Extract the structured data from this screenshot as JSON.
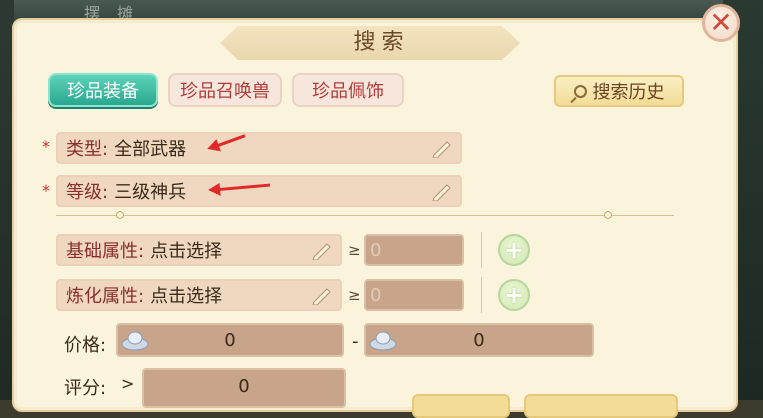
{
  "background": {
    "top_text": "摆 摊"
  },
  "dialog": {
    "title": "搜索"
  },
  "tabs": [
    {
      "label": "珍品装备",
      "active": true
    },
    {
      "label": "珍品召唤兽",
      "active": false
    },
    {
      "label": "珍品佩饰",
      "active": false
    }
  ],
  "history_button": {
    "label": "搜索历史",
    "icon": "magnifier-icon"
  },
  "required_marker": "*",
  "type_field": {
    "label": "类型:",
    "value": "全部武器"
  },
  "level_field": {
    "label": "等级:",
    "value": "三级神兵"
  },
  "base_attr": {
    "label": "基础属性:",
    "value": "点击选择",
    "ge": "≥",
    "min": "0"
  },
  "refine_attr": {
    "label": "炼化属性:",
    "value": "点击选择",
    "ge": "≥",
    "min": "0"
  },
  "price": {
    "label": "价格:",
    "min": "0",
    "separator": "-",
    "max": "0"
  },
  "score": {
    "label": "评分:",
    "ge": ">",
    "min": "0"
  },
  "colors": {
    "accent": "#29a88f",
    "arrow": "#e02a2a",
    "close": "#d04a3c"
  }
}
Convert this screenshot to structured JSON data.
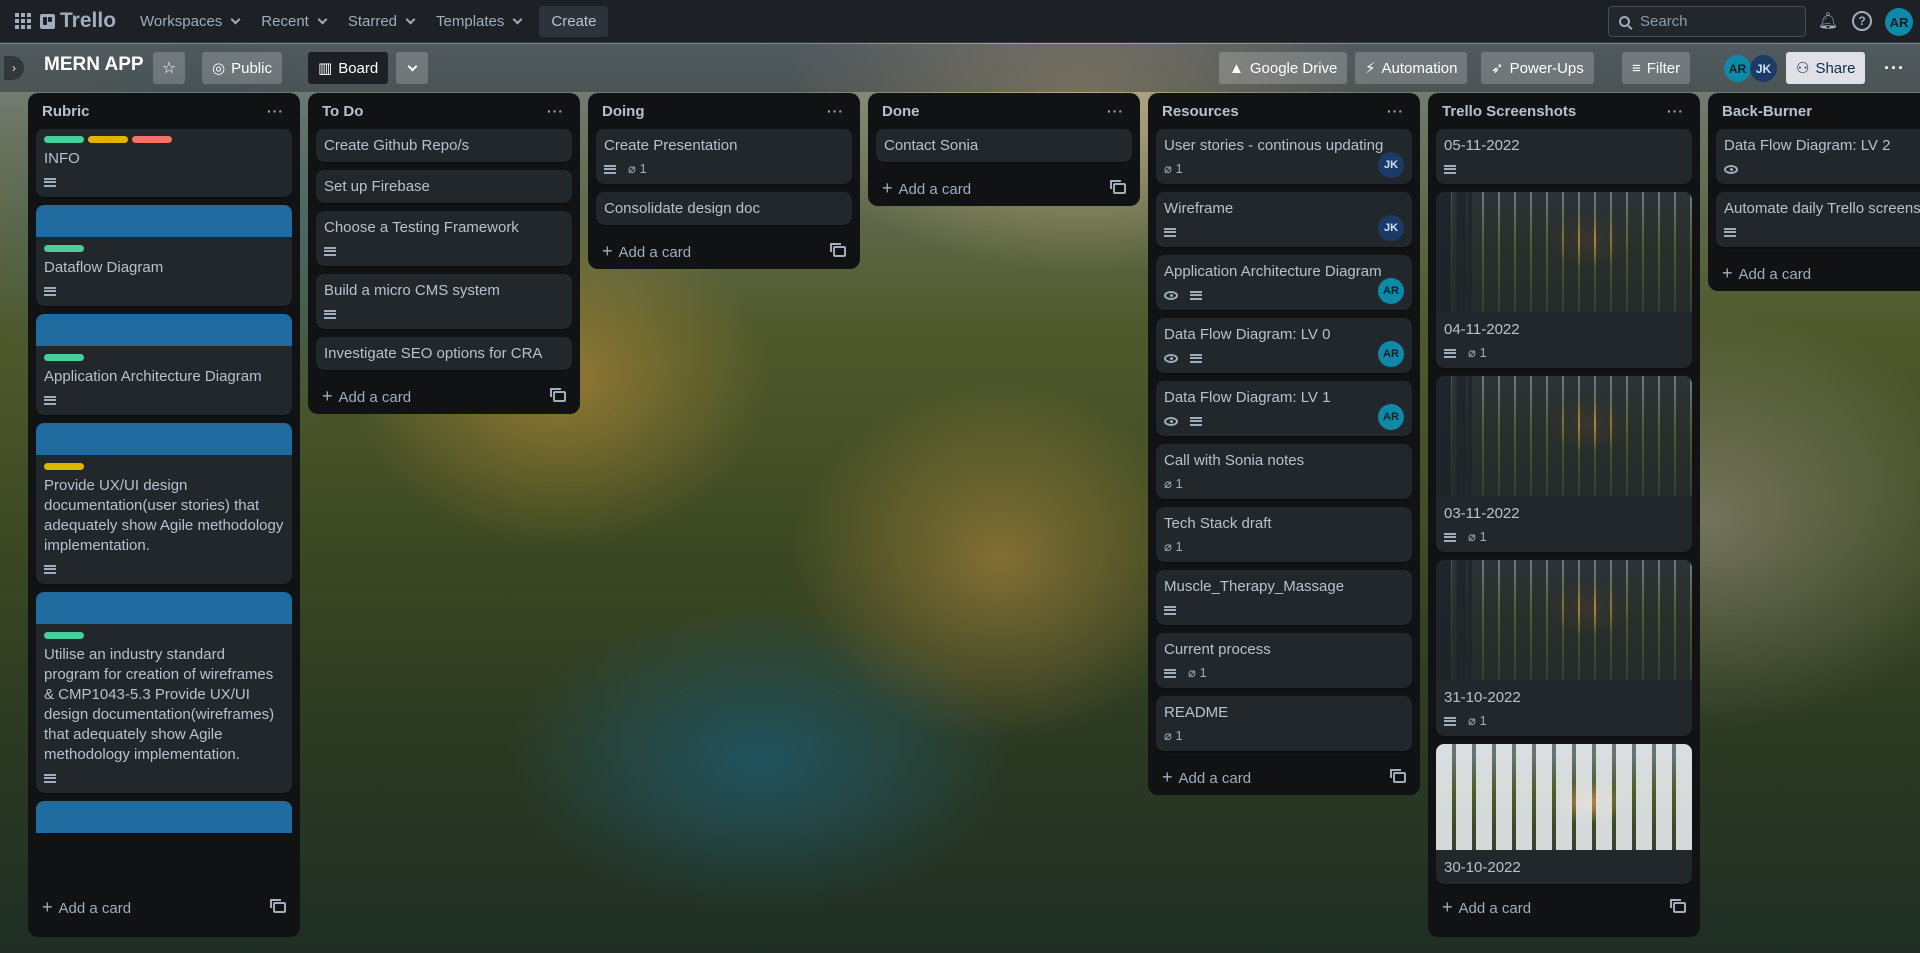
{
  "topbar": {
    "logo": "Trello",
    "nav": [
      "Workspaces",
      "Recent",
      "Starred",
      "Templates"
    ],
    "create": "Create",
    "search_placeholder": "Search",
    "user_initials": "AR"
  },
  "board": {
    "title": "MERN APP",
    "visibility": "Public",
    "view": "Board",
    "powerups": [
      "Google Drive",
      "Automation",
      "Power-Ups"
    ],
    "filter": "Filter",
    "members": [
      "AR",
      "JK"
    ],
    "share": "Share"
  },
  "add_card_label": "Add a card",
  "lists": [
    {
      "title": "Rubric",
      "cards": [
        {
          "title": "INFO",
          "labels": [
            "#4bce97",
            "#e2b203",
            "#f87168"
          ]
        },
        {
          "title": "Dataflow Diagram",
          "labels": [
            "#4bce97"
          ]
        },
        {
          "title": "Application Architecture Diagram",
          "labels": [
            "#4bce97"
          ]
        },
        {
          "title": "Provide UX/UI design documentation(user stories) that adequately show Agile methodology implementation.",
          "labels": [
            "#e2b203"
          ]
        },
        {
          "title": "Utilise an industry standard program for creation of wireframes & CMP1043-5.3 Provide UX/UI design documentation(wireframes) that adequately show Agile methodology implementation.",
          "labels": [
            "#4bce97"
          ]
        }
      ]
    },
    {
      "title": "To Do",
      "cards": [
        {
          "title": "Create Github Repo/s"
        },
        {
          "title": "Set up Firebase"
        },
        {
          "title": "Choose a Testing Framework"
        },
        {
          "title": "Build a micro CMS system"
        },
        {
          "title": "Investigate SEO options for CRA"
        }
      ]
    },
    {
      "title": "Doing",
      "cards": [
        {
          "title": "Create Presentation",
          "attachments": "1"
        },
        {
          "title": "Consolidate design doc"
        }
      ]
    },
    {
      "title": "Done",
      "cards": [
        {
          "title": "Contact Sonia"
        }
      ]
    },
    {
      "title": "Resources",
      "cards": [
        {
          "title": "User stories - continous updating",
          "attachments": "1",
          "member": "JK"
        },
        {
          "title": "Wireframe",
          "member": "JK"
        },
        {
          "title": "Application Architecture Diagram",
          "member": "AR"
        },
        {
          "title": "Data Flow Diagram: LV 0",
          "member": "AR"
        },
        {
          "title": "Data Flow Diagram: LV 1",
          "member": "AR"
        },
        {
          "title": "Call with Sonia notes",
          "attachments": "1"
        },
        {
          "title": "Tech Stack draft",
          "attachments": "1"
        },
        {
          "title": "Muscle_Therapy_Massage"
        },
        {
          "title": "Current process",
          "attachments": "1"
        },
        {
          "title": "README",
          "attachments": "1"
        }
      ]
    },
    {
      "title": "Trello Screenshots",
      "cards": [
        {
          "title": "05-11-2022"
        },
        {
          "title": "04-11-2022",
          "attachments": "1"
        },
        {
          "title": "03-11-2022",
          "attachments": "1"
        },
        {
          "title": "31-10-2022",
          "attachments": "1"
        },
        {
          "title": "30-10-2022"
        }
      ]
    },
    {
      "title": "Back-Burner",
      "cards": [
        {
          "title": "Data Flow Diagram: LV 2"
        },
        {
          "title": "Automate daily Trello screensh"
        }
      ]
    }
  ]
}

- - - - -

**Your objective**:
Omit any images, then output the listing exactly.

**Exercise output**:
Extract the structured data from this screenshot as JSON.
{
  "background": {
    "top_text": "摆 摊"
  },
  "dialog": {
    "title": "搜索"
  },
  "tabs": [
    {
      "label": "珍品装备",
      "active": true
    },
    {
      "label": "珍品召唤兽",
      "active": false
    },
    {
      "label": "珍品佩饰",
      "active": false
    }
  ],
  "history_button": {
    "label": "搜索历史",
    "icon": "magnifier-icon"
  },
  "required_marker": "*",
  "type_field": {
    "label": "类型:",
    "value": "全部武器"
  },
  "level_field": {
    "label": "等级:",
    "value": "三级神兵"
  },
  "base_attr": {
    "label": "基础属性:",
    "value": "点击选择",
    "ge": "≥",
    "min": "0"
  },
  "refine_attr": {
    "label": "炼化属性:",
    "value": "点击选择",
    "ge": "≥",
    "min": "0"
  },
  "price": {
    "label": "价格:",
    "min": "0",
    "separator": "-",
    "max": "0"
  },
  "score": {
    "label": "评分:",
    "ge": ">",
    "min": "0"
  },
  "colors": {
    "accent": "#29a88f",
    "arrow": "#e02a2a",
    "close": "#d04a3c"
  }
}
Convert this screenshot to structured JSON data.
{
  "topbar": {
    "logo": "Trello",
    "nav": [
      "Workspaces",
      "Recent",
      "Starred",
      "Templates"
    ],
    "create": "Create",
    "search_placeholder": "Search",
    "user_initials": "AR"
  },
  "board": {
    "title": "MERN APP",
    "visibility": "Public",
    "view": "Board",
    "powerups": [
      "Google Drive",
      "Automation",
      "Power-Ups"
    ],
    "filter": "Filter",
    "members": [
      "AR",
      "JK"
    ],
    "share": "Share"
  },
  "add_card_label": "Add a card",
  "lists": [
    {
      "title": "Rubric",
      "cards": [
        {
          "title": "INFO",
          "labels": [
            "#4bce97",
            "#e2b203",
            "#f87168"
          ]
        },
        {
          "title": "Dataflow Diagram",
          "labels": [
            "#4bce97"
          ]
        },
        {
          "title": "Application Architecture Diagram",
          "labels": [
            "#4bce97"
          ]
        },
        {
          "title": "Provide UX/UI design documentation(user stories) that adequately show Agile methodology implementation.",
          "labels": [
            "#e2b203"
          ]
        },
        {
          "title": "Utilise an industry standard program for creation of wireframes & CMP1043-5.3 Provide UX/UI design documentation(wireframes) that adequately show Agile methodology implementation.",
          "labels": [
            "#4bce97"
          ]
        }
      ]
    },
    {
      "title": "To Do",
      "cards": [
        {
          "title": "Create Github Repo/s"
        },
        {
          "title": "Set up Firebase"
        },
        {
          "title": "Choose a Testing Framework"
        },
        {
          "title": "Build a micro CMS system"
        },
        {
          "title": "Investigate SEO options for CRA"
        }
      ]
    },
    {
      "title": "Doing",
      "cards": [
        {
          "title": "Create Presentation",
          "attachments": "1"
        },
        {
          "title": "Consolidate design doc"
        }
      ]
    },
    {
      "title": "Done",
      "cards": [
        {
          "title": "Contact Sonia"
        }
      ]
    },
    {
      "title": "Resources",
      "cards": [
        {
          "title": "User stories - continous updating",
          "attachments": "1",
          "member": "JK"
        },
        {
          "title": "Wireframe",
          "member": "JK"
        },
        {
          "title": "Application Architecture Diagram",
          "member": "AR"
        },
        {
          "title": "Data Flow Diagram: LV 0",
          "member": "AR"
        },
        {
          "title": "Data Flow Diagram: LV 1",
          "member": "AR"
        },
        {
          "title": "Call with Sonia notes",
          "attachments": "1"
        },
        {
          "title": "Tech Stack draft",
          "attachments": "1"
        },
        {
          "title": "Muscle_Therapy_Massage"
        },
        {
          "title": "Current process",
          "attachments": "1"
        },
        {
          "title": "README",
          "attachments": "1"
        }
      ]
    },
    {
      "title": "Trello Screenshots",
      "cards": [
        {
          "title": "05-11-2022"
        },
        {
          "title": "04-11-2022",
          "attachments": "1"
        },
        {
          "title": "03-11-2022",
          "attachments": "1"
        },
        {
          "title": "31-10-2022",
          "attachments": "1"
        },
        {
          "title": "30-10-2022"
        }
      ]
    },
    {
      "title": "Back-Burner",
      "cards": [
        {
          "title": "Data Flow Diagram: LV 2"
        },
        {
          "title": "Automate daily Trello screensh"
        }
      ]
    }
  ]
}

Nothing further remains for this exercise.